From the listing below, pick out each line with the word "subtype".

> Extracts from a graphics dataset
══════
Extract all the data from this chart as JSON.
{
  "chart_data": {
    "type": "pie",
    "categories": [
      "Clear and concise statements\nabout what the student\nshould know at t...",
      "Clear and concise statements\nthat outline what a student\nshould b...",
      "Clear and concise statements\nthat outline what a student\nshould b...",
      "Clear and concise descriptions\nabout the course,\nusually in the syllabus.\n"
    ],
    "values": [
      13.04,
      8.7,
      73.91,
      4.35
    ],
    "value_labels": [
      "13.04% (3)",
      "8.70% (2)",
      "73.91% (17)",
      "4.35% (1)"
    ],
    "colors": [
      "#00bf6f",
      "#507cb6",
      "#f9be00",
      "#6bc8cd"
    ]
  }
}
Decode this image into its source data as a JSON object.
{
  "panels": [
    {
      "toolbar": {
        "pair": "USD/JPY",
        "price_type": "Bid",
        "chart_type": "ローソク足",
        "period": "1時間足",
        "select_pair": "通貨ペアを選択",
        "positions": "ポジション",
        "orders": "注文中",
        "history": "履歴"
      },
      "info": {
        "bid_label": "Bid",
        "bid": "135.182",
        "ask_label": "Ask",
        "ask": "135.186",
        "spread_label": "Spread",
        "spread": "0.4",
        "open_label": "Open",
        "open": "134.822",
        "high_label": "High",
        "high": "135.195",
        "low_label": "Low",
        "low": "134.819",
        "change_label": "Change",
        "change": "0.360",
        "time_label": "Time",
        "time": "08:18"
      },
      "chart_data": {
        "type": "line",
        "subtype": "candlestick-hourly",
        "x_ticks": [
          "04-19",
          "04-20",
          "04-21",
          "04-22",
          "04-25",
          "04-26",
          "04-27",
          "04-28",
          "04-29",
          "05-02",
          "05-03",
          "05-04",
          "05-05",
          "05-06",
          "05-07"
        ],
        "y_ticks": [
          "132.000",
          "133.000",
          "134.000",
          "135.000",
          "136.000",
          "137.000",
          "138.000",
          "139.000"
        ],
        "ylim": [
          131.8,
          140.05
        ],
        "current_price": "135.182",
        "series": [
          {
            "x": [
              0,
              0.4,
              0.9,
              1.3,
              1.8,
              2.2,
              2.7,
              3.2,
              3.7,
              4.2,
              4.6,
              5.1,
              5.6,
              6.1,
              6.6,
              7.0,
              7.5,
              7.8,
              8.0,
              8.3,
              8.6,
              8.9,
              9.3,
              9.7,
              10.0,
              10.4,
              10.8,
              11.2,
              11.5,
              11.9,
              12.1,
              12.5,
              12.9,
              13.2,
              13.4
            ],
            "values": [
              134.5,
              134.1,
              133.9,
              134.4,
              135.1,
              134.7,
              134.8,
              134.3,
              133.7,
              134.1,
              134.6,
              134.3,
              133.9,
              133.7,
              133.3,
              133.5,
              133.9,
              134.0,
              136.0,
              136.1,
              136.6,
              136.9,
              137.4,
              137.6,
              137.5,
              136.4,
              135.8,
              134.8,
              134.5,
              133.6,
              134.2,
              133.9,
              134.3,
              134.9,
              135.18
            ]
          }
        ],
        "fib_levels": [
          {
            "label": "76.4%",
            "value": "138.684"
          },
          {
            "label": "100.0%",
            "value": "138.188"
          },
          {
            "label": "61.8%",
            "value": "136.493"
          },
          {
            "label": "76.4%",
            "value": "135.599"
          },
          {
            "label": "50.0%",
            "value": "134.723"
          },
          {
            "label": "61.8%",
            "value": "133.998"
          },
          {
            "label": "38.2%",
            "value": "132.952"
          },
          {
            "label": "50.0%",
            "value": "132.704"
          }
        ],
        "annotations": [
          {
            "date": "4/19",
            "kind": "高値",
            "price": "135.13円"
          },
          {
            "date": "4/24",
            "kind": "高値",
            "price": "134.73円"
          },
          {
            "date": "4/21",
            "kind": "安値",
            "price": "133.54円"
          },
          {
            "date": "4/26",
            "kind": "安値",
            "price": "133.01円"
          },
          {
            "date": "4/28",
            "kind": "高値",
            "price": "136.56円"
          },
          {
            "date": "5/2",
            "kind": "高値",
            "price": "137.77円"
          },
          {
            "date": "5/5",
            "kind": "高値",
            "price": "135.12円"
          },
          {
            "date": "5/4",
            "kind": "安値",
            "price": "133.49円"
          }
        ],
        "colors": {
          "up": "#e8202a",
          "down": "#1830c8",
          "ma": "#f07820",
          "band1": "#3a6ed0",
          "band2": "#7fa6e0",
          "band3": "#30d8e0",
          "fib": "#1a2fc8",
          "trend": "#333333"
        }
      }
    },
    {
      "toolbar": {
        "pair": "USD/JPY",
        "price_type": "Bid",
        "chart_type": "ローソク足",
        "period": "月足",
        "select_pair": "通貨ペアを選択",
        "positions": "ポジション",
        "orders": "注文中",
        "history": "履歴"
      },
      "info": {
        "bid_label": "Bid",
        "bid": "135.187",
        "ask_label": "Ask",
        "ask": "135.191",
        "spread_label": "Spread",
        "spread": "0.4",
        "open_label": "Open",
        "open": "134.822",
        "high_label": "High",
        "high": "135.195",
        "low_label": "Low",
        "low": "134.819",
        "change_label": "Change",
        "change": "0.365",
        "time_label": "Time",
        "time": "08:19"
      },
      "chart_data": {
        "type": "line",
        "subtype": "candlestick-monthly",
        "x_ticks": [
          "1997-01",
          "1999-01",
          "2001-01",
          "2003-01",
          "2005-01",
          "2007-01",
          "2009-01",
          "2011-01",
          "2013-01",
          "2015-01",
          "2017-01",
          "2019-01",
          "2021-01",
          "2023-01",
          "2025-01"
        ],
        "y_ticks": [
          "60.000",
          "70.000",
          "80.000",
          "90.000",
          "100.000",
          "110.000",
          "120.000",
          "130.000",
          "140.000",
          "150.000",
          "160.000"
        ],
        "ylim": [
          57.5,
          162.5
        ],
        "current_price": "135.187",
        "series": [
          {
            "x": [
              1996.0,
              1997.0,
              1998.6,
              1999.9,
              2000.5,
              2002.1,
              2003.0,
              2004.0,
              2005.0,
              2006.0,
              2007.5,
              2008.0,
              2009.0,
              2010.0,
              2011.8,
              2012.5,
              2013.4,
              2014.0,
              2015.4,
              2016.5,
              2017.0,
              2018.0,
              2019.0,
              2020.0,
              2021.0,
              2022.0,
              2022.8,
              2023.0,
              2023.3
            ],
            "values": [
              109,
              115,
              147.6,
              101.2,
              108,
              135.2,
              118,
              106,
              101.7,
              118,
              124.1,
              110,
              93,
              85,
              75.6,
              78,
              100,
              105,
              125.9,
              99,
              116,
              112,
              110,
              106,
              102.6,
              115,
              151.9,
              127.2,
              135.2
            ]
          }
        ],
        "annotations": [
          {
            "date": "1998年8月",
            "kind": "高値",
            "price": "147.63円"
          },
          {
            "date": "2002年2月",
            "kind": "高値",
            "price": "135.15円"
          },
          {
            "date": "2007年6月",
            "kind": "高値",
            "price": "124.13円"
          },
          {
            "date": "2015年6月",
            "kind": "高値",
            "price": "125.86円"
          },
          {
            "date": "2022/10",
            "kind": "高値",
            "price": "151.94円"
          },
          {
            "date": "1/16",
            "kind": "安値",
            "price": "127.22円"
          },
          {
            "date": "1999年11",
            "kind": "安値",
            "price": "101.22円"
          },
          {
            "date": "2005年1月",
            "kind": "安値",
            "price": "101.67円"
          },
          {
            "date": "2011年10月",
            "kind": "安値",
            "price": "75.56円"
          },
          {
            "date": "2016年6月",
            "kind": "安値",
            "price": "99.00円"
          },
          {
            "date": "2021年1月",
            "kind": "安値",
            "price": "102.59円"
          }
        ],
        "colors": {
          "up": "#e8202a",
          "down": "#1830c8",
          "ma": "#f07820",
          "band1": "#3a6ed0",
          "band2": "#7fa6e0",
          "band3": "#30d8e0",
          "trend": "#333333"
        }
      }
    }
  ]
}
══════
> Response for this exercise
        "subtype": "candlestick-hourly",
        "subtype": "candlestick-monthly",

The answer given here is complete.